▸ **BRONTEKST**
^^^^^^^^

Benevens deze schriftgeleerde zag ik nog twee andere afgewezen
worden; deze hadden reeds een tijdlang met Hem als leerlingen
meegegaan.
Één van hen vroeg Jezus of Hij niet weldra een begin zou maken
met zijn Rijk? Wanneer Hij voornemens was het in bezit te
nemen? Dat Hij zijn zending voorwaar reeds afdoende bewezen
had. Of Hij bijgevolg niet binnenkort de troon van David zou
bestijgen?
Toen Jezus hem daarover nader onderrichtte en hem
de navolging aanbeval, bracht hij in, dat hij nodig eerst
afscheid van zijn huis wilde nemen. Maar Jezus stelde hem
dit grondbeginsel: “Wie de hand aan de ploeg slaat
en achterwaarts kijkt, is niet geschikt voor het
koninkrijk Gods.” (Lk. 9, 61-62).

^^^^^^^^

▸ **GETOONDE RECORDS**
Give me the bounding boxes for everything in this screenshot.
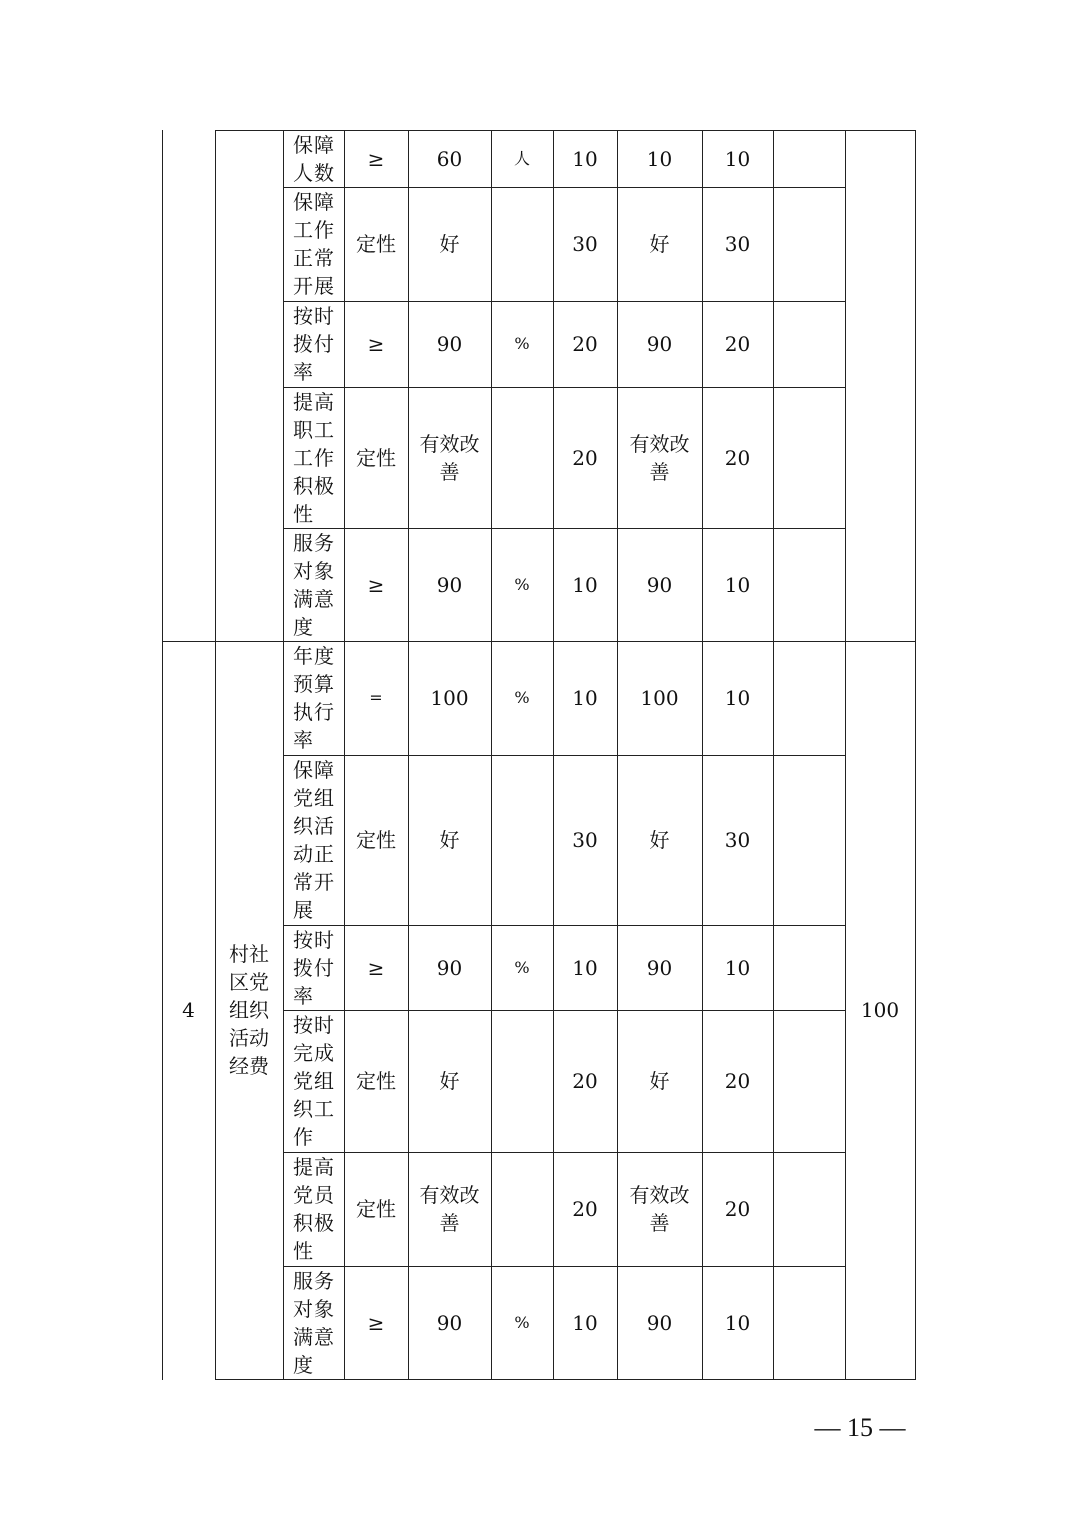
table-cell-remark [773,528,845,641]
table-cell-unit [491,1152,553,1266]
table-cell-operator: 定性 [356,445,396,470]
table-cell-target: 90 [436,955,463,980]
table-rule [915,130,916,1380]
table-cell-actual: 10 [646,146,673,171]
table-cell-actual: 90 [646,1310,673,1335]
table-cell-unit [491,1010,553,1152]
table-cell-indicator: 年度 预算 执行 率 [293,644,335,752]
table-cell-actual: 90 [646,332,673,356]
table-cell-actual: 有效改 善 [629,431,690,484]
table-cell-weight: 20 [572,1197,598,1221]
table-cell-weight: 30 [572,828,598,852]
table-cell-target: 有效改 善 [419,431,480,484]
table-cell-weight: 10 [572,955,598,980]
table-cell-score: 20 [724,445,751,470]
table-cell-indicator: 提高 党员 积极 性 [293,1155,335,1263]
table-cell-remark [773,301,845,387]
table-cell-target: 好 [439,232,460,256]
table-cell-score: 10 [724,1310,751,1335]
table-cell-indicator: 提高 职工 工作 积极 性 [293,389,335,526]
table-cell-remark [773,1010,845,1152]
table-cell-unit: 人 [513,148,530,168]
table-cell-weight: 20 [572,445,598,470]
table-cell-target: 90 [436,332,463,356]
table-cell-weight: 10 [572,686,598,710]
table-cell-score: 10 [724,146,751,171]
table-cell-unit: % [514,1312,530,1332]
table-cell-target: 90 [436,572,463,597]
table-cell-unit [491,755,553,925]
table-cell-score: 10 [724,572,751,597]
table-cell-weight: 10 [572,572,598,597]
table-cell-score: 30 [724,232,751,256]
table-cell-target: 60 [436,146,463,171]
table-cell-score: 20 [724,332,751,356]
table-cell-target: 好 [439,828,460,852]
table-cell-remark [773,187,845,301]
table-cell-score: 10 [724,686,751,710]
table-cell-actual: 100 [640,686,679,710]
table-cell-weight: 20 [572,332,598,356]
table-cell-indicator: 保障 工作 正常 开展 [293,190,335,298]
table-cell-remark [773,925,845,1010]
table-cell-operator: 定性 [356,1197,396,1221]
table-cell-weight: 10 [572,1310,598,1335]
table-cell-indicator: 按时 完成 党组 织工 作 [293,1013,335,1149]
table-cell-indicator: 服务 对象 满意 度 [293,530,335,639]
table-cell-operator: 定性 [356,1069,396,1093]
table-cell-target: 有效改 善 [419,1183,480,1235]
table-cell-unit: % [514,334,530,353]
table-cell-score: 20 [724,1069,751,1093]
row-number: 4 [182,998,195,1022]
table-cell-actual: 有效改 善 [629,1183,690,1235]
table-cell-unit [491,187,553,301]
table-cell-unit [491,387,553,528]
table-cell-remark [773,641,845,755]
table-cell-score: 20 [724,1197,751,1221]
table-cell-remark [773,1152,845,1266]
table-cell-operator: = [369,688,383,707]
table-cell-weight: 30 [572,232,598,256]
table-cell-actual: 90 [646,572,673,597]
table-cell-indicator: 服务 对象 满意 度 [293,1268,335,1377]
table-cell-target: 90 [436,1310,463,1335]
table-cell-weight: 20 [572,1069,598,1093]
total-score: 100 [860,998,900,1022]
table-cell-operator: ≥ [367,955,385,980]
table-cell-actual: 好 [649,828,670,852]
table-cell-indicator: 按时 拨付 率 [293,304,335,384]
page-number: — 15 — [814,1413,906,1442]
table-cell-score: 30 [724,828,751,852]
table-cell-remark [773,130,845,187]
table-cell-remark [773,387,845,528]
table-cell-target: 好 [439,1069,460,1093]
table-cell-weight: 10 [572,146,598,171]
table-cell-target: 100 [430,686,469,710]
table-cell-indicator: 保障 党组 织活 动正 常开 展 [293,758,335,922]
table-cell-operator: ≥ [367,146,385,171]
table-cell-actual: 好 [649,1069,670,1093]
table-cell-actual: 好 [649,232,670,256]
table-cell-remark [773,755,845,925]
table-cell-remark [773,1266,845,1379]
table-cell-unit: % [514,688,530,707]
table-cell-unit: % [514,957,530,977]
table-cell-unit: % [514,574,530,594]
table-cell-score: 10 [724,955,751,980]
table-rule [215,1379,916,1380]
table-cell-indicator: 保障 人数 [293,132,335,185]
table-cell-operator: 定性 [356,828,396,852]
table-cell-operator: ≥ [367,1310,385,1335]
table-cell-actual: 90 [646,955,673,980]
table-cell-operator: ≥ [367,332,385,356]
project-name: 村社 区党 组织 活动 经费 [229,942,269,1078]
table-cell-indicator: 按时 拨付 率 [293,927,335,1008]
table-cell-operator: 定性 [356,232,396,256]
table-cell-operator: ≥ [367,572,385,597]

^^^^^^^^

▸ **VEREISTE TAAK**
Schrijf de brontekst over de afgewezen volgelingen van Jezus verder, aansluitend op de laatste zin.

▸ **UITVOER OEFENING**
Een derde die reeds bij Sefforis hij Jezus geweest was, zei dat hij
nog eerst gaarne zijn vader zou begraven. Dit nu was
beeldspraak; de spreuk had een andere betekenis die ik niet meer
nauwkeurig weet, want zijn vader was niet gestorven; ik meen dat
dit een manier van spreken was, waarmee de verdeling van het
erfgoed en ook de verzorging van de vader bedoeld was (Mt. 8,
21-23), zolang deze nog te leven had.
Tegen avond voer Jezus over en groep na groep trok veel volk
Hem achterna. Hij richtte ginds nog het woord tot de
menigte en liet door de leerlingen al het brood en
alle vissen, die zij nog hadden, onder het volk
uitdelen. Daarna ging Hij met enige leerlingen het gebergte in
en bracht de nacht door in gebed in een tent of spelonk in
het gewest van Chorazin.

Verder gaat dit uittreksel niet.